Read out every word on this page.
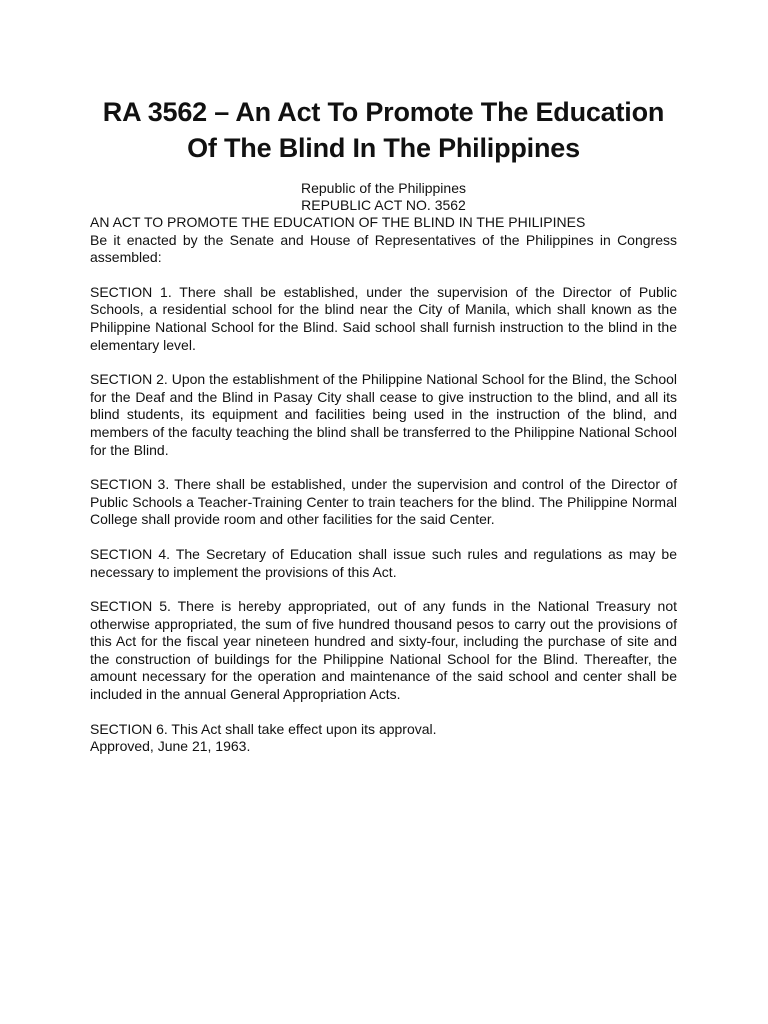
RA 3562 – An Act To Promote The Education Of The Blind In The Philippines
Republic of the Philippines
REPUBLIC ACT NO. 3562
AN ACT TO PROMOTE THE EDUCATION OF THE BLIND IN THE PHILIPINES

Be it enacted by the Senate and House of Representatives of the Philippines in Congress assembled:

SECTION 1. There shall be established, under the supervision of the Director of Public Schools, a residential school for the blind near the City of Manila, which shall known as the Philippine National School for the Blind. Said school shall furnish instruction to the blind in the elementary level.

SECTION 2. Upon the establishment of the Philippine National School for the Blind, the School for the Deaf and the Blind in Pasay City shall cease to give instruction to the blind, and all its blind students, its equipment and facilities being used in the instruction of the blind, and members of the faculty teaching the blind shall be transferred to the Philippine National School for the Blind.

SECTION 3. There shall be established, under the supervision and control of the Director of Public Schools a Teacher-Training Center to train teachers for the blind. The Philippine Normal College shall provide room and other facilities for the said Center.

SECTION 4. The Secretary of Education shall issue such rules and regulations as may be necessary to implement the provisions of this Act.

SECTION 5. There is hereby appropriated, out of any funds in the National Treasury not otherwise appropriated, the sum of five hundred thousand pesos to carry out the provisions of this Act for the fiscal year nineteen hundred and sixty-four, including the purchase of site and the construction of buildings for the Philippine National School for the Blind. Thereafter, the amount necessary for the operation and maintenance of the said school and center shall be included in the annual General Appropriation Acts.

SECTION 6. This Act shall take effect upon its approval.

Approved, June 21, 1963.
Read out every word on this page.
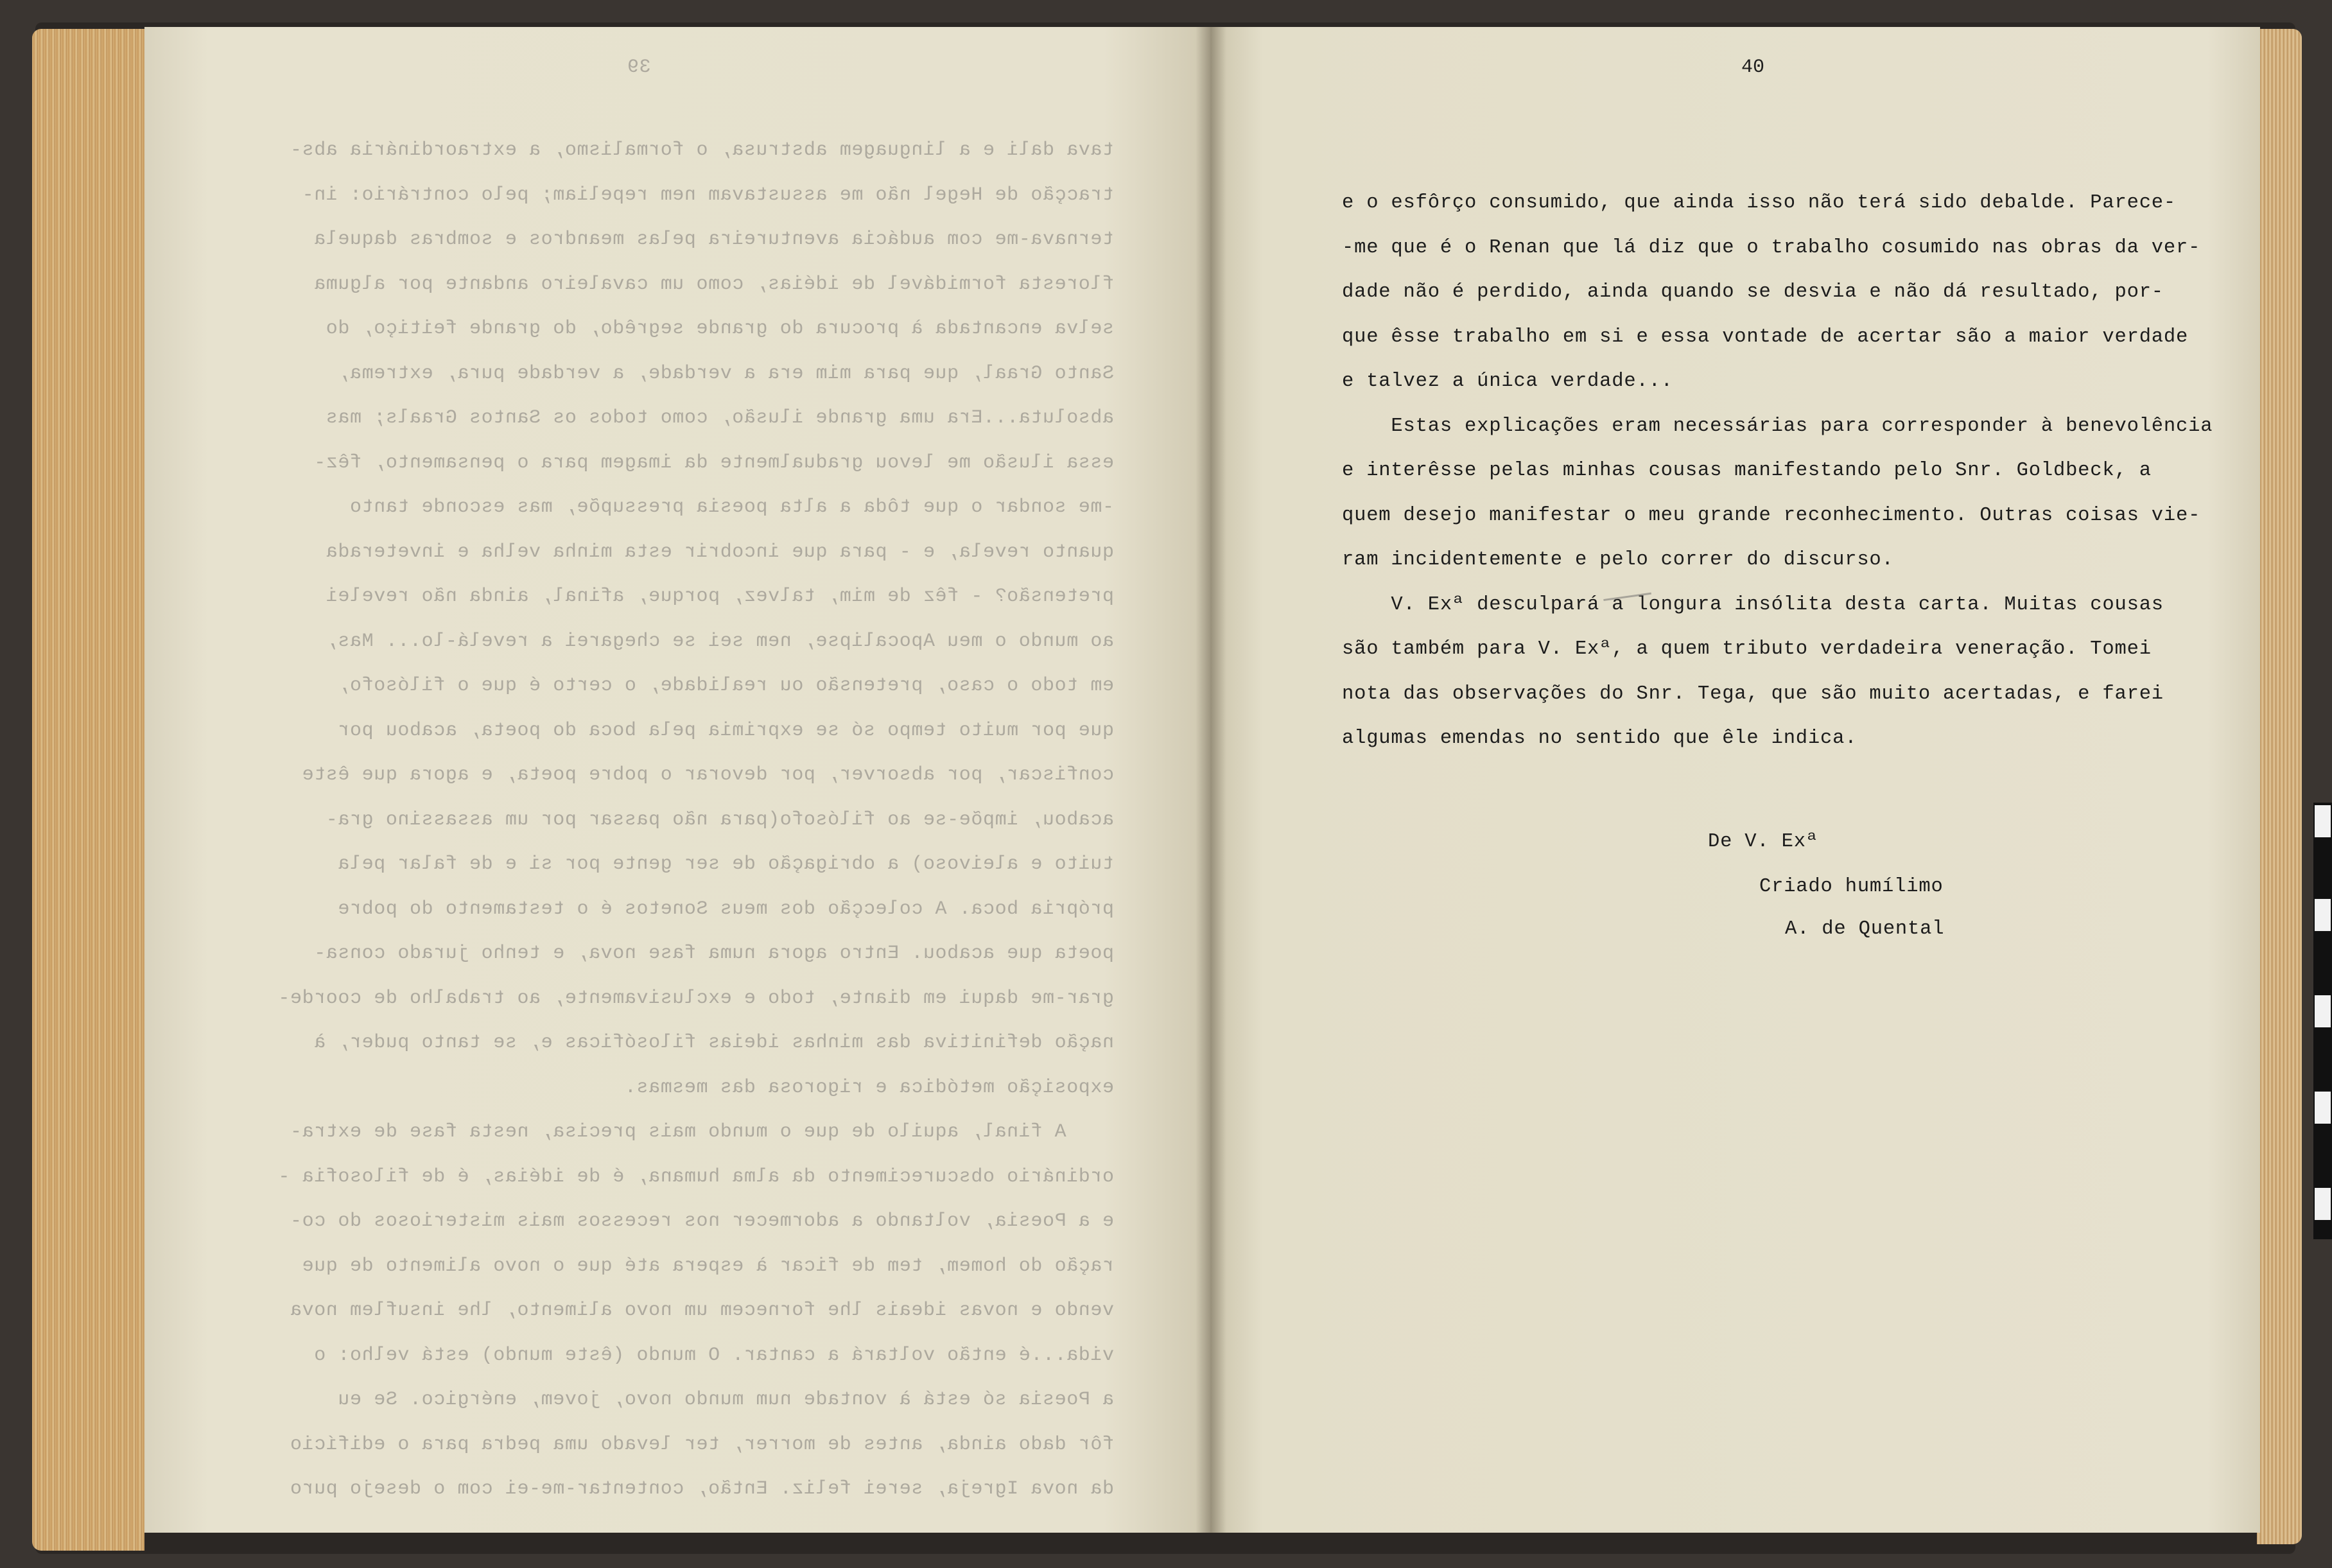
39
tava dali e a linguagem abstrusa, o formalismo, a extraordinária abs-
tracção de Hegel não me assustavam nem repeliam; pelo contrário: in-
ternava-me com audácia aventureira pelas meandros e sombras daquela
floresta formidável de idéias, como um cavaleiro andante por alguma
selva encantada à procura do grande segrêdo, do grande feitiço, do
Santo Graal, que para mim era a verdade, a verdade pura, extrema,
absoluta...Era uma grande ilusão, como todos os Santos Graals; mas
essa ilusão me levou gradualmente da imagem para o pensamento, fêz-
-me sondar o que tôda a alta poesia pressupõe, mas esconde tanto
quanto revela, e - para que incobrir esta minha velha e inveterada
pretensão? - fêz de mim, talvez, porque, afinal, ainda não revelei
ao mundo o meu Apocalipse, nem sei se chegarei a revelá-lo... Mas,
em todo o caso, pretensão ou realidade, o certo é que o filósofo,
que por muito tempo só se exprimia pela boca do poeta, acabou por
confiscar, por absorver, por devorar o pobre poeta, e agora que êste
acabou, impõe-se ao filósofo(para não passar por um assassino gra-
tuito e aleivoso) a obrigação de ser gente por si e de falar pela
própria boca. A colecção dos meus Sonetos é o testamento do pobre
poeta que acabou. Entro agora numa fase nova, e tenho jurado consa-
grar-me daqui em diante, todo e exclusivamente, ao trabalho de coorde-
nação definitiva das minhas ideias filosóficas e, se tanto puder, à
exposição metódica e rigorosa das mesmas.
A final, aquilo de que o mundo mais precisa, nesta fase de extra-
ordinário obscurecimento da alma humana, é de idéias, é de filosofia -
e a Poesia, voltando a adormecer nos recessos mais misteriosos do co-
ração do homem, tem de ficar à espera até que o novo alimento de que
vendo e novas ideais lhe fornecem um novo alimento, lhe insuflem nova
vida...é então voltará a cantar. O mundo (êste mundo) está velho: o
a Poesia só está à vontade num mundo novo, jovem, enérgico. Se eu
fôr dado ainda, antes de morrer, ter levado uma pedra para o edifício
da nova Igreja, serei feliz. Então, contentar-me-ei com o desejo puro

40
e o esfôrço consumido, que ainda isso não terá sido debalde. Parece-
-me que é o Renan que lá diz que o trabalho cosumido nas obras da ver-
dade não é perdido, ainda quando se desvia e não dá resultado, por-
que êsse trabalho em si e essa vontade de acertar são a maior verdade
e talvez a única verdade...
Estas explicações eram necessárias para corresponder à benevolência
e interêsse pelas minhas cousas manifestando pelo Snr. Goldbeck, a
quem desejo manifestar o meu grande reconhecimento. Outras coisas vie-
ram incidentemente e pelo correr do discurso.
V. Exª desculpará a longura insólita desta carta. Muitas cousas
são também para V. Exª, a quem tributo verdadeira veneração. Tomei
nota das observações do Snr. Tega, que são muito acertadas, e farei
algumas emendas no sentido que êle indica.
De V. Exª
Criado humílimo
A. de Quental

• _WHAT IS ASKED_
Filter the records above for lines containing the word "mundo", and copy those lines.

• _OUTPUT FOR THIS EXERCISE_
ao mundo o meu Apocalipse, nem sei se chegarei a revelá-lo... Mas,
A final, aquilo de que o mundo mais precisa, nesta fase de extra-
vida...é então voltará a cantar. O mundo (êste mundo) está velho: o
a Poesia só está à vontade num mundo novo, jovem, enérgico. Se eu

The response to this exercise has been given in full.